▶ **Problem A**
Copy the records exactly, from their first line through the line that contains "easy-access-label: Easy access".

▶ **Passage provided**
○ ○ ○

Simon Majumdar, Emily Ellyn and Whitney Miller know their way around a kitchen. The celebrity chefs also know how big of a deal hunger is in this nation.
“Man, that is stressful and I can only imagine how it is every day to have to do that,” said Ellyn, who works for the Food Network and has competed on several of the network’s cooking shows. “Being able to educate the community on how $15 can really stretch into multiple meals is something that we really need to start talking about more.”
Feeding America Tampa Bay announced the food bank would shorten its name to Feeding Tampa Bay as part of a sweeping effort to connect the region with the issue of hunger and focus the organization’s efforts on enriching the lives of the 700,000 families, children and seniors who go hungry each day.

○ ○ ○

▶ **Source records**

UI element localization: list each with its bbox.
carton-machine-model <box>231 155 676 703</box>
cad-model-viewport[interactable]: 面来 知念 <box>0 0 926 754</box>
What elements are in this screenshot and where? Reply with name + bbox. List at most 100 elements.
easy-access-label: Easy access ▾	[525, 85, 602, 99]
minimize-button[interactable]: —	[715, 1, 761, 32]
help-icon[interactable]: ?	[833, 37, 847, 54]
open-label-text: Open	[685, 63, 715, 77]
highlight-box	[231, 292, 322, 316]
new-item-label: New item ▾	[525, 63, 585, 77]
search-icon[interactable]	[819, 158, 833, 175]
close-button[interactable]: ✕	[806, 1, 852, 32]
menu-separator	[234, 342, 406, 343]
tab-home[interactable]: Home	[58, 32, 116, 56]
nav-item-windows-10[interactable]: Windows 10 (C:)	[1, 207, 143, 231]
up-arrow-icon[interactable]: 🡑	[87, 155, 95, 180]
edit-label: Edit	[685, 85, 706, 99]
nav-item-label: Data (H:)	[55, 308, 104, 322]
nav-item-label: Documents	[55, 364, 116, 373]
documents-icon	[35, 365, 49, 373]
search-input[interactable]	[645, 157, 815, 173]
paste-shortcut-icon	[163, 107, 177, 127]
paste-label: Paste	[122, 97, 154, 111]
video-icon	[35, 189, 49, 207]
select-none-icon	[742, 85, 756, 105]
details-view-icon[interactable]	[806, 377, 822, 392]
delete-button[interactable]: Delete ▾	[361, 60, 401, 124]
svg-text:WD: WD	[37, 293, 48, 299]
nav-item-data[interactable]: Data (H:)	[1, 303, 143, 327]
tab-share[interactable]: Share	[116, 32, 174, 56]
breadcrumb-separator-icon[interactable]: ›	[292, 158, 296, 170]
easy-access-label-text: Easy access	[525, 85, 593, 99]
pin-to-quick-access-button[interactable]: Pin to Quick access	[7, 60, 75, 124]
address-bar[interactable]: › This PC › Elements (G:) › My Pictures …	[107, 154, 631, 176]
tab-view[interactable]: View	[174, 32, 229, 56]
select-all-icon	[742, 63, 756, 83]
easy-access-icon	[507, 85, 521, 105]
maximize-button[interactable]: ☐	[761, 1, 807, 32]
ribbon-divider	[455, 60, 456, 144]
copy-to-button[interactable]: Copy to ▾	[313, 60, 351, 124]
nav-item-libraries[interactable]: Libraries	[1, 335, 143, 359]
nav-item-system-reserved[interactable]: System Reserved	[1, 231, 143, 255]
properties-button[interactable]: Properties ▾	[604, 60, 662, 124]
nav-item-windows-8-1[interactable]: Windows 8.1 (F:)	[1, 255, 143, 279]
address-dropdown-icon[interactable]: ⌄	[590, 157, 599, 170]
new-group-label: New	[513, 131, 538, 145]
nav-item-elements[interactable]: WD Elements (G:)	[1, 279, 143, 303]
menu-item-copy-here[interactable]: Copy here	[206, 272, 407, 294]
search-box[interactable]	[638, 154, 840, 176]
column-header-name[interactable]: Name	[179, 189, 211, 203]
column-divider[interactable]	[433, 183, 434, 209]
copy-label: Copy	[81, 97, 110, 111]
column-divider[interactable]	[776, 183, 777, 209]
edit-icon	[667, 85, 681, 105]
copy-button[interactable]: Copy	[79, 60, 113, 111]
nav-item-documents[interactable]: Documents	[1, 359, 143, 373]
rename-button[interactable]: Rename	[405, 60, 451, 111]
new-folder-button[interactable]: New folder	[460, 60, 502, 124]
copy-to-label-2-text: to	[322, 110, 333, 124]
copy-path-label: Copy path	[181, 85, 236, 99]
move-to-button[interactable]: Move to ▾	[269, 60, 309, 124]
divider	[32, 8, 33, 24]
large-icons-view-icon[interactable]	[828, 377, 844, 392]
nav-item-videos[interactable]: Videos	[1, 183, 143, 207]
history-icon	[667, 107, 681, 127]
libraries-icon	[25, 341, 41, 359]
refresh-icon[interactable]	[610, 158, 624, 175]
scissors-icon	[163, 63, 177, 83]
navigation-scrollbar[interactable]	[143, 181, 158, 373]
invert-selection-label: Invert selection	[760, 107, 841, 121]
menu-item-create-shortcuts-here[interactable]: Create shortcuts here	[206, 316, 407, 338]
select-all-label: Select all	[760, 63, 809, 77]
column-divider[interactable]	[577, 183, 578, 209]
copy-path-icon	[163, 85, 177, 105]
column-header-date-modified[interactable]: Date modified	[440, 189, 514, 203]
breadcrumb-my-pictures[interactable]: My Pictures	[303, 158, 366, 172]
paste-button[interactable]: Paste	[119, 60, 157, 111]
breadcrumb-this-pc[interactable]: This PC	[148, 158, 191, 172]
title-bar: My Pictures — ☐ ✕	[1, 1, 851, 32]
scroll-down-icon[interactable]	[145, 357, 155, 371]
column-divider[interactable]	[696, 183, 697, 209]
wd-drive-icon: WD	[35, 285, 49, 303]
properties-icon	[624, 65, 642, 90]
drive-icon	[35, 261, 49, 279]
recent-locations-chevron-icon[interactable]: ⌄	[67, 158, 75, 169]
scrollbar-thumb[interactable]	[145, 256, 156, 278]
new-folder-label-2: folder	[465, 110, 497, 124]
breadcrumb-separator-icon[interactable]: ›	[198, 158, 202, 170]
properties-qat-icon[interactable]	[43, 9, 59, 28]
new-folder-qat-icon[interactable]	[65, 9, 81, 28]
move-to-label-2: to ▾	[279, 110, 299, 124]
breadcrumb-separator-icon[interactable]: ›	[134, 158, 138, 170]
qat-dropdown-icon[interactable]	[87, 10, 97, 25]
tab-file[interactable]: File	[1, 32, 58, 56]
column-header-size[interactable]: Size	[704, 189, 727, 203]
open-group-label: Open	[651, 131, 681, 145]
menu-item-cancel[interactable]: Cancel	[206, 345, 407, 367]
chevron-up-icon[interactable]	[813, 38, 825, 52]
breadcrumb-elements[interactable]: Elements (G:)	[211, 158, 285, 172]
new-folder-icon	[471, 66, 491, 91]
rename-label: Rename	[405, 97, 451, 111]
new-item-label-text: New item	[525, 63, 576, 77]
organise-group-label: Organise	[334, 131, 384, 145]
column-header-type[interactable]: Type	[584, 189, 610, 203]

○ ○ ○

▶ **Problem B**
In the text about chefs and hunger, rewrite the part from "Simon Majumdar, Emily" to "in this nation.", swapping "kitchen" for "restaurant".

▶ **Task result A**
UI element localization: list each with its bbox.
carton-machine-model <box>231 155 676 703</box>
cad-model-viewport[interactable]: 面来 知念 <box>0 0 926 754</box>
What elements are in this screenshot and where? Reply with name + bbox. List at most 100 elements.
easy-access-label: Easy access ▾	[525, 85, 602, 99]

▶ **Task result B**
Simon Majumdar, Emily Ellyn and Whitney Miller know their way around a restaurant. The celebrity chefs also know how big of a deal hunger is in this nation.